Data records
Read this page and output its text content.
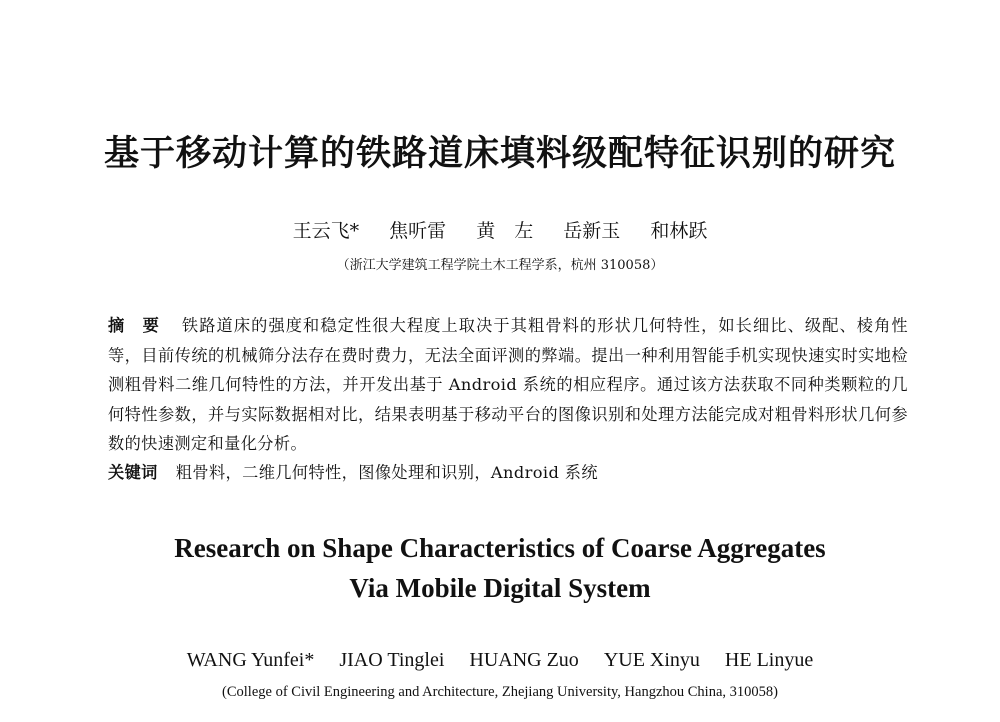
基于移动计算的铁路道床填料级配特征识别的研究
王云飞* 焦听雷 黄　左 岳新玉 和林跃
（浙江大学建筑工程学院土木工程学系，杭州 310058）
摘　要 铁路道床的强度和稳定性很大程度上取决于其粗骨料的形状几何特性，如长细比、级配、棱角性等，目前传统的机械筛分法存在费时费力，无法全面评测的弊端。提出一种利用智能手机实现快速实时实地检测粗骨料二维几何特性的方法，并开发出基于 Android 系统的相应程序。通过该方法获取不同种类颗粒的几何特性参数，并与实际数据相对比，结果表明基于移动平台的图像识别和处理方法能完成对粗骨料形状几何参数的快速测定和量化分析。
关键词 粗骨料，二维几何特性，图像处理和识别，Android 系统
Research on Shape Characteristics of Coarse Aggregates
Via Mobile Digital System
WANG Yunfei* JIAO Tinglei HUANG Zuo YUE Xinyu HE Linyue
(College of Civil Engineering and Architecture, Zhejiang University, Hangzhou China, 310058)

Instructions to follow
Among the lines of the material above, how many include the string "Android"? Report only that number.

Solution to this task
2